(Dataset entries)
— START —
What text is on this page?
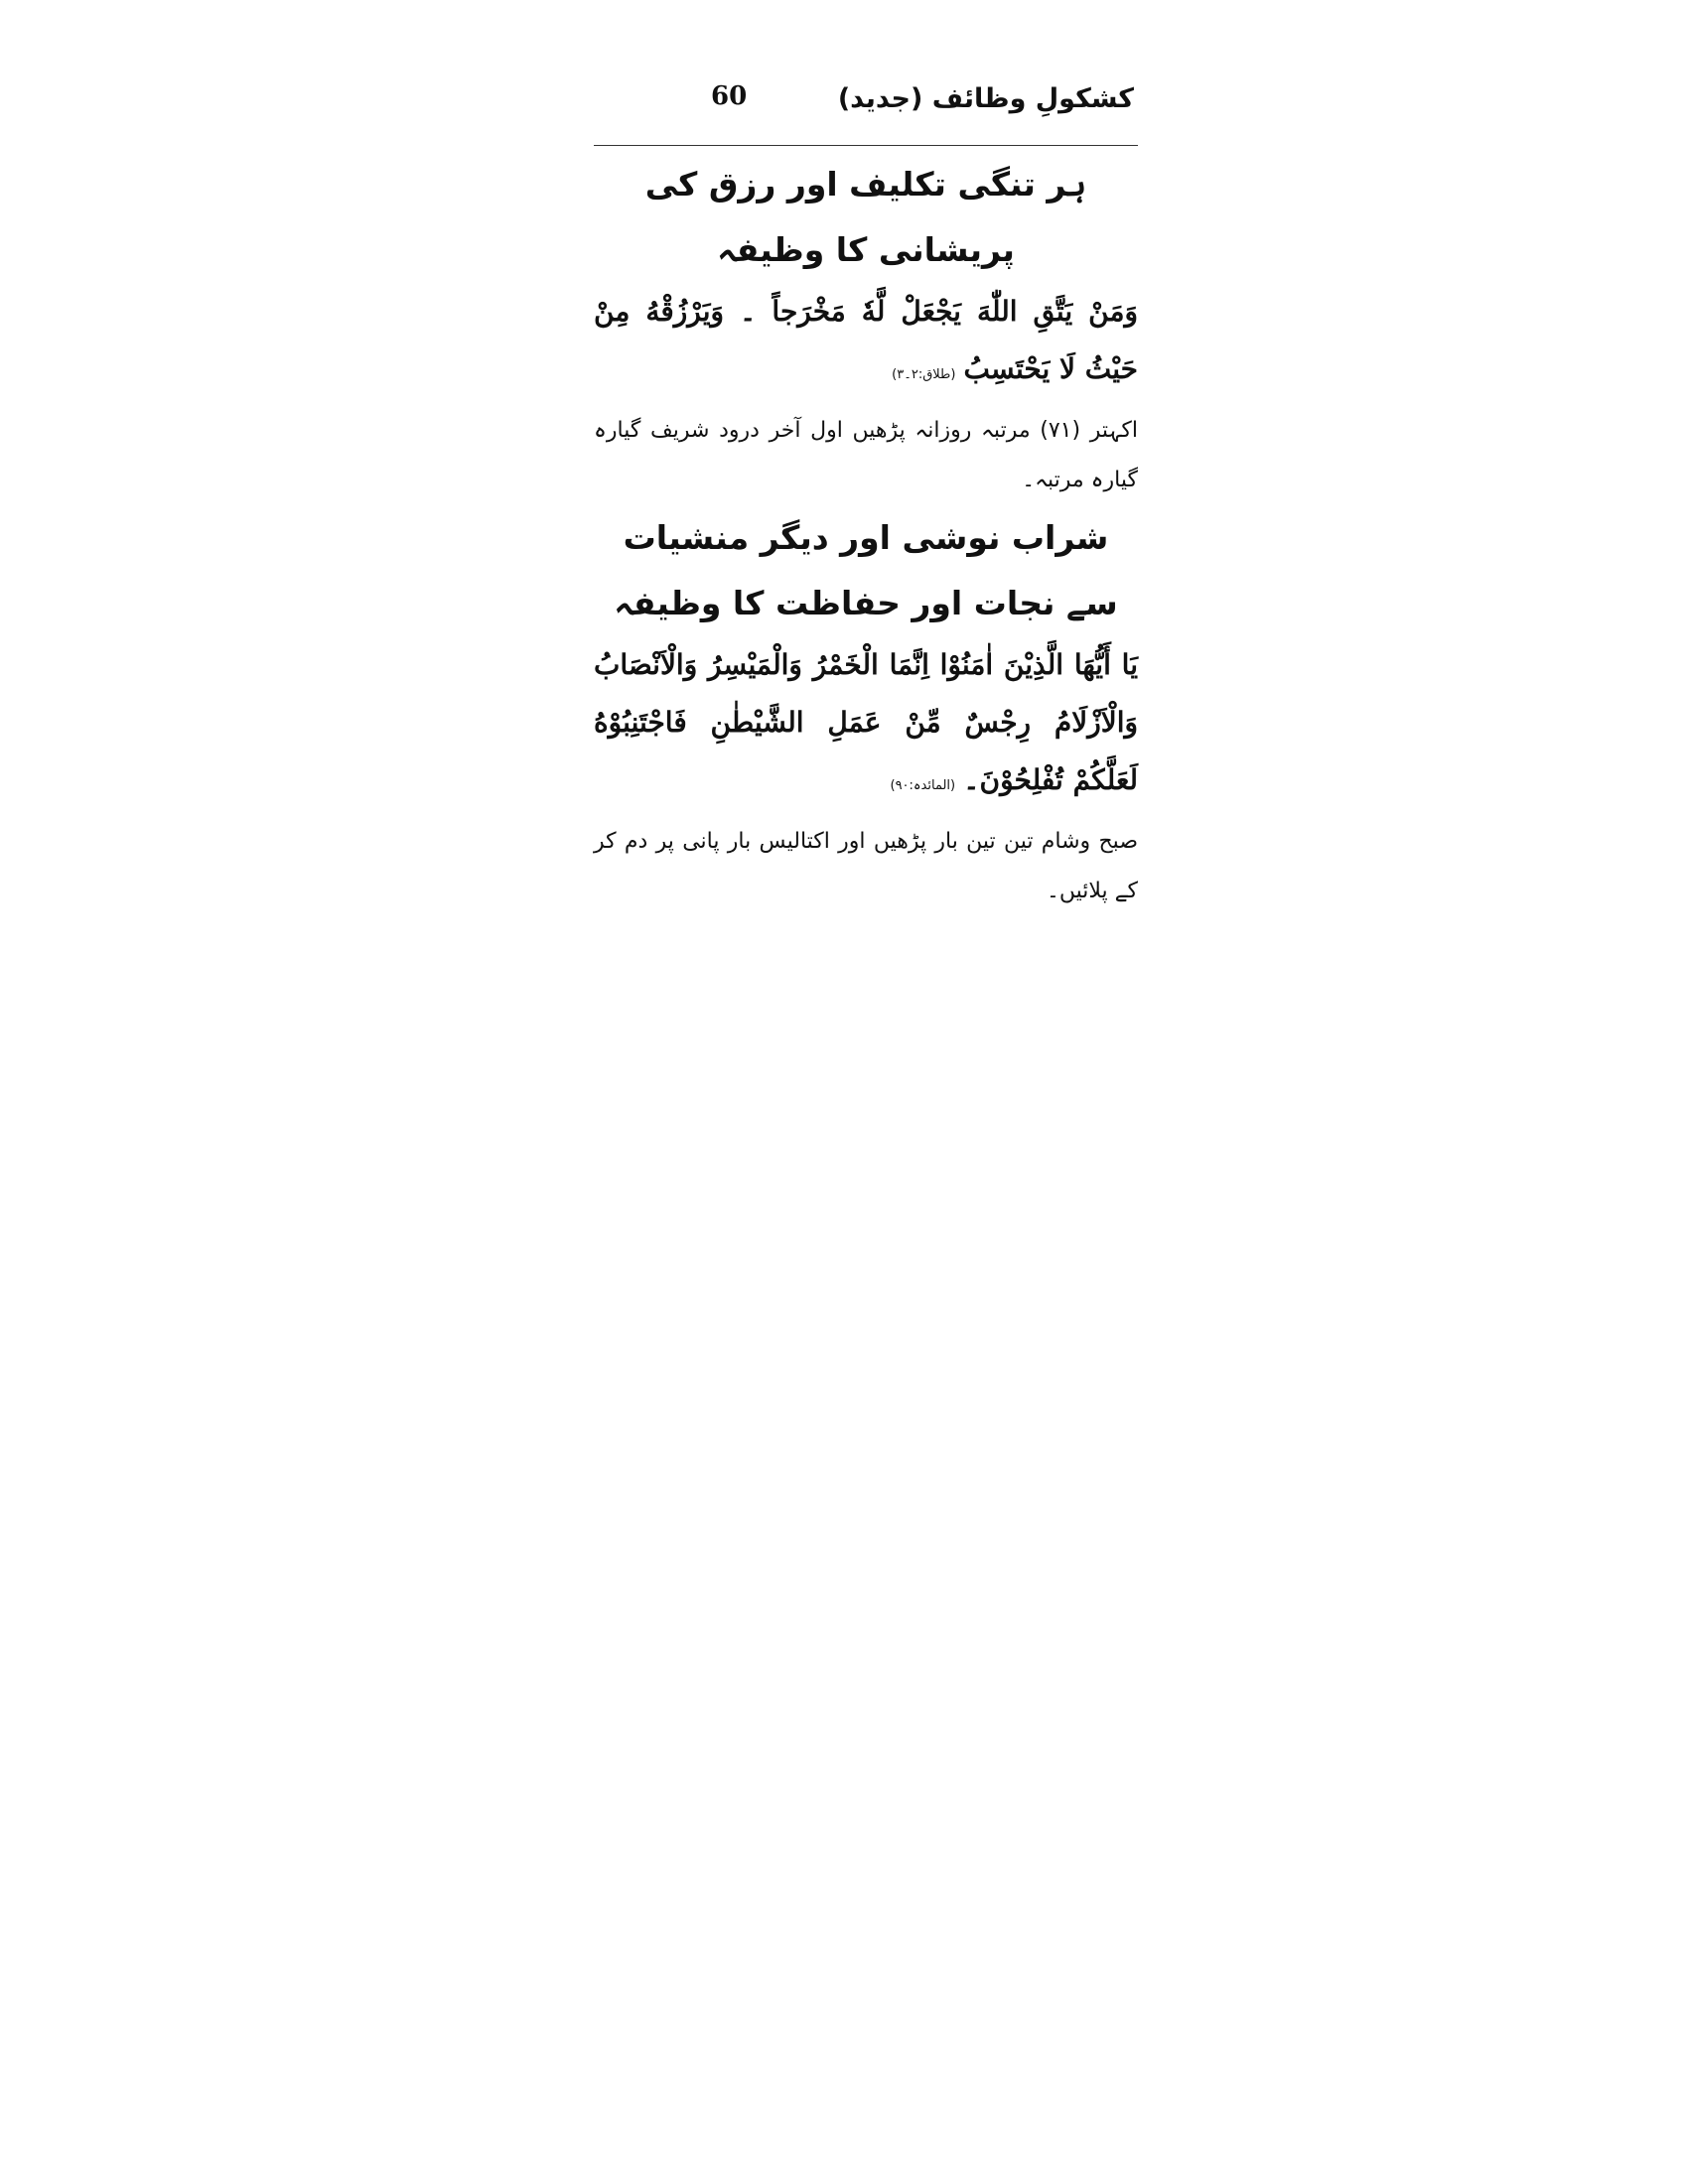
کشکولِ وظائف (جدید)
60
ہر تنگی تکلیف اور رزق کی پریشانی کا وظیفہ

وَمَنْ يَتَّقِ اللّٰهَ يَجْعَلْ لَّهٗ مَخْرَجاً ۔ وَيَرْزُقْهُ مِنْ حَيْثُ لَا يَحْتَسِبُ(طلاق:۲۔۳)

اکہتر (۷۱) مرتبہ روزانہ پڑھیں اول آخر درود شریف گیارہ گیارہ مرتبہ۔

شراب نوشی اور دیگر منشیات سے نجات اور حفاظت کا وظیفہ

يَا أَيُّهَا الَّذِيْنَ اٰمَنُوْا اِنَّمَا الْخَمْرُ وَالْمَيْسِرُ وَالْاَنْصَابُ وَالْاَزْلَامُ رِجْسٌ مِّنْ عَمَلِ الشَّيْطٰنِ فَاجْتَنِبُوْهُ لَعَلَّكُمْ تُفْلِحُوْنَ۔(المائدہ:۹۰)

صبح وشام تین تین بار پڑھیں اور اکتالیس بار پانی پر دم کر کے پلائیں۔
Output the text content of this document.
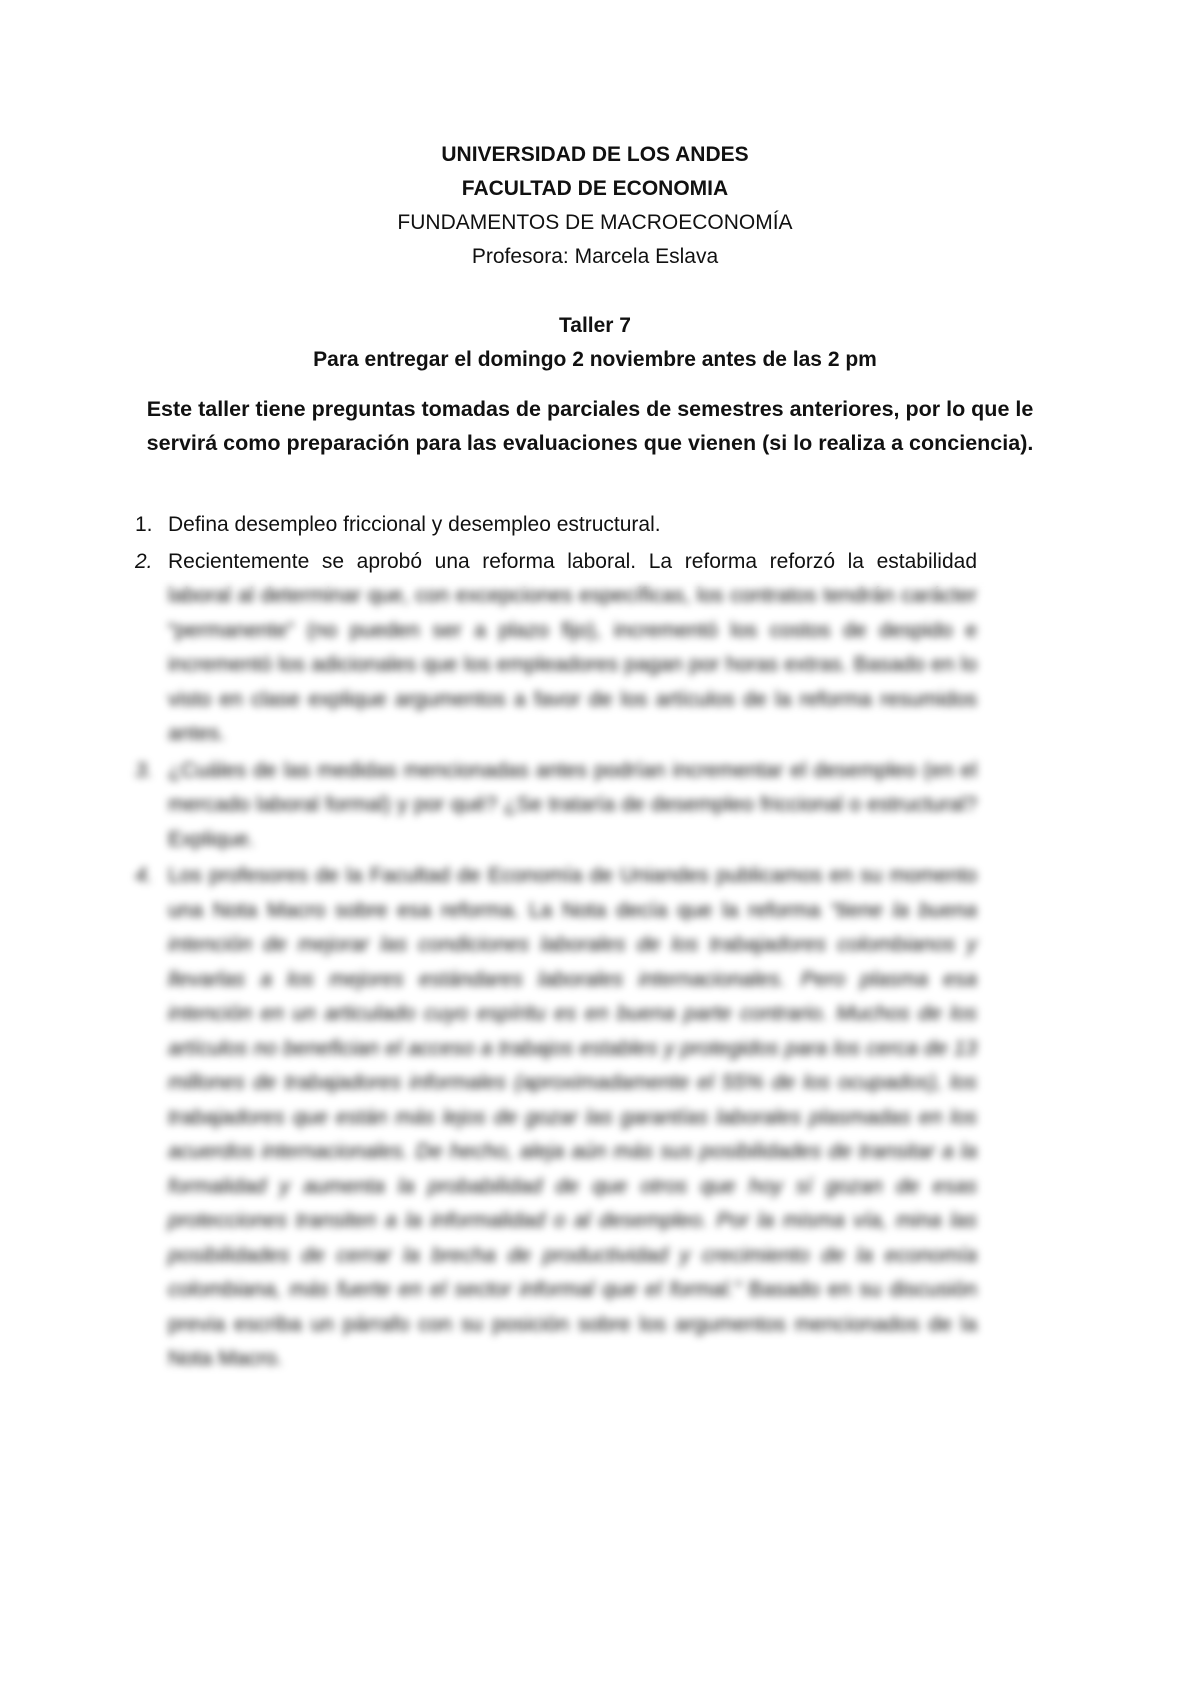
UNIVERSIDAD DE LOS ANDES
FACULTAD DE ECONOMIA
FUNDAMENTOS DE MACROECONOMÍA
Profesora: Marcela Eslava
Taller 7
Para entregar el domingo 2 noviembre antes de las 2 pm
Este taller tiene preguntas tomadas de parciales de semestres anteriores, por lo que le servirá como preparación para las evaluaciones que vienen (si lo realiza a conciencia).
1. Defina desempleo friccional y desempleo estructural.
2. Recientemente se aprobó una reforma laboral. La reforma reforzó la estabilidad laboral al determinar que, con excepciones específicas, los contratos tendrán carácter “permanente” (no pueden ser a plazo fijo), incrementó los costos de despido e incrementó los adicionales que los empleadores pagan por horas extras. Basado en lo visto en clase explique argumentos a favor de los artículos de la reforma resumidos antes.
3. ¿Cuáles de las medidas mencionadas antes podrían incrementar el desempleo (en el mercado laboral formal) y por qué? ¿Se trataría de desempleo friccional o estructural? Explique.
4. Los profesores de la Facultad de Economía de Uniandes publicamos en su momento una Nota Macro sobre esa reforma. La Nota decía que la reforma “tiene la buena intención de mejorar las condiciones laborales de los trabajadores colombianos y llevarlas a los mejores estándares laborales internacionales. Pero plasma esa intención en un articulado cuyo espíritu es en buena parte contrario. Muchos de los artículos no benefician el acceso a trabajos estables y protegidos para los cerca de 13 millones de trabajadores informales (aproximadamente el 55% de los ocupados), los trabajadores que están más lejos de gozar las garantías laborales plasmadas en los acuerdos internacionales. De hecho, aleja aún más sus posibilidades de transitar a la formalidad y aumenta la probabilidad de que otros que hoy sí gozan de esas protecciones transiten a la informalidad o al desempleo. Por la misma vía, mina las posibilidades de cerrar la brecha de productividad y crecimiento de la economía colombiana, más fuerte en el sector informal que el formal.” Basado en su discusión previa escriba un párrafo con su posición sobre los argumentos mencionados de la Nota Macro.
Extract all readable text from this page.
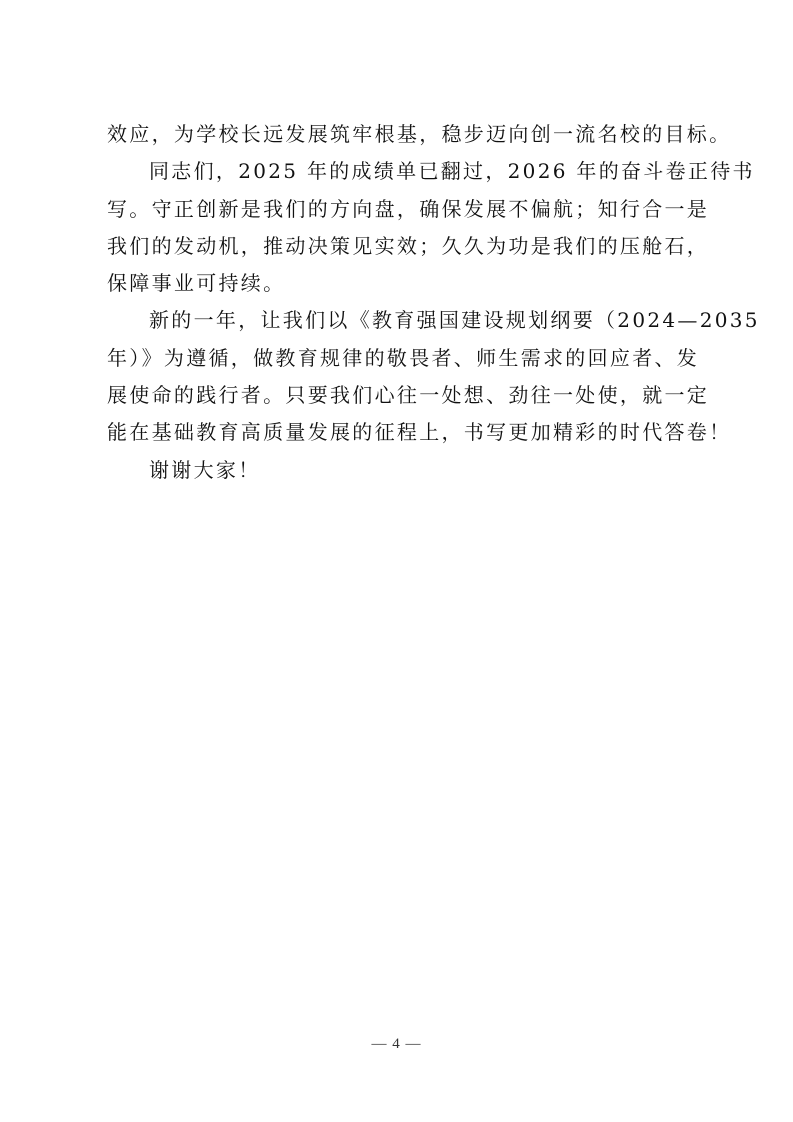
效应，为学校长远发展筑牢根基，稳步迈向创一流名校的目标。
同志们，2025 年的成绩单已翻过，2026 年的奋斗卷正待书
写。守正创新是我们的方向盘，确保发展不偏航；知行合一是
我们的发动机，推动决策见实效；久久为功是我们的压舱石，
保障事业可持续。
新的一年，让我们以《教育强国建设规划纲要（2024—2035
年）》为遵循，做教育规律的敬畏者、师生需求的回应者、发
展使命的践行者。只要我们心往一处想、劲往一处使，就一定
能在基础教育高质量发展的征程上，书写更加精彩的时代答卷！
谢谢大家！
— 4 —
— END —
Write the entries above out again exactly, but not the pictures.

- _Solution_:
What text is on this page?
کشکولِ وظائف (جدید)
60
ہر تنگی تکلیف اور رزق کی پریشانی کا وظیفہ

وَمَنْ يَتَّقِ اللّٰهَ يَجْعَلْ لَّهٗ مَخْرَجاً ۔ وَيَرْزُقْهُ مِنْ حَيْثُ لَا يَحْتَسِبُ(طلاق:۲۔۳)

اکہتر (۷۱) مرتبہ روزانہ پڑھیں اول آخر درود شریف گیارہ گیارہ مرتبہ۔

شراب نوشی اور دیگر منشیات سے نجات اور حفاظت کا وظیفہ

يَا أَيُّهَا الَّذِيْنَ اٰمَنُوْا اِنَّمَا الْخَمْرُ وَالْمَيْسِرُ وَالْاَنْصَابُ وَالْاَزْلَامُ رِجْسٌ مِّنْ عَمَلِ الشَّيْطٰنِ فَاجْتَنِبُوْهُ لَعَلَّكُمْ تُفْلِحُوْنَ۔(المائدہ:۹۰)

صبح وشام تین تین بار پڑھیں اور اکتالیس بار پانی پر دم کر کے پلائیں۔
Output the text content of this document.
UNIVERSIDAD DE LOS ANDES
FACULTAD DE ECONOMIA
FUNDAMENTOS DE MACROECONOMÍA
Profesora: Marcela Eslava
Taller 7
Para entregar el domingo 2 noviembre antes de las 2 pm
Este taller tiene preguntas tomadas de parciales de semestres anteriores, por lo que le servirá como preparación para las evaluaciones que vienen (si lo realiza a conciencia).
1. Defina desempleo friccional y desempleo estructural.
2. Recientemente se aprobó una reforma laboral. La reforma reforzó la estabilidad laboral al determinar que, con excepciones específicas, los contratos tendrán carácter “permanente” (no pueden ser a plazo fijo), incrementó los costos de despido e incrementó los adicionales que los empleadores pagan por horas extras. Basado en lo visto en clase explique argumentos a favor de los artículos de la reforma resumidos antes.
3. ¿Cuáles de las medidas mencionadas antes podrían incrementar el desempleo (en el mercado laboral formal) y por qué? ¿Se trataría de desempleo friccional o estructural? Explique.
4. Los profesores de la Facultad de Economía de Uniandes publicamos en su momento una Nota Macro sobre esa reforma. La Nota decía que la reforma “tiene la buena intención de mejorar las condiciones laborales de los trabajadores colombianos y llevarlas a los mejores estándares laborales internacionales. Pero plasma esa intención en un articulado cuyo espíritu es en buena parte contrario. Muchos de los artículos no benefician el acceso a trabajos estables y protegidos para los cerca de 13 millones de trabajadores informales (aproximadamente el 55% de los ocupados), los trabajadores que están más lejos de gozar las garantías laborales plasmadas en los acuerdos internacionales. De hecho, aleja aún más sus posibilidades de transitar a la formalidad y aumenta la probabilidad de que otros que hoy sí gozan de esas protecciones transiten a la informalidad o al desempleo. Por la misma vía, mina las posibilidades de cerrar la brecha de productividad y crecimiento de la economía colombiana, más fuerte en el sector informal que el formal.” Basado en su discusión previa escriba un párrafo con su posición sobre los argumentos mencionados de la Nota Macro.
Extract all readable text from this page.
效应，为学校长远发展筑牢根基，稳步迈向创一流名校的目标。
同志们，2025 年的成绩单已翻过，2026 年的奋斗卷正待书
写。守正创新是我们的方向盘，确保发展不偏航；知行合一是
我们的发动机，推动决策见实效；久久为功是我们的压舱石，
保障事业可持续。
新的一年，让我们以《教育强国建设规划纲要（2024—2035
年）》为遵循，做教育规律的敬畏者、师生需求的回应者、发
展使命的践行者。只要我们心往一处想、劲往一处使，就一定
能在基础教育高质量发展的征程上，书写更加精彩的时代答卷！
谢谢大家！
— 4 —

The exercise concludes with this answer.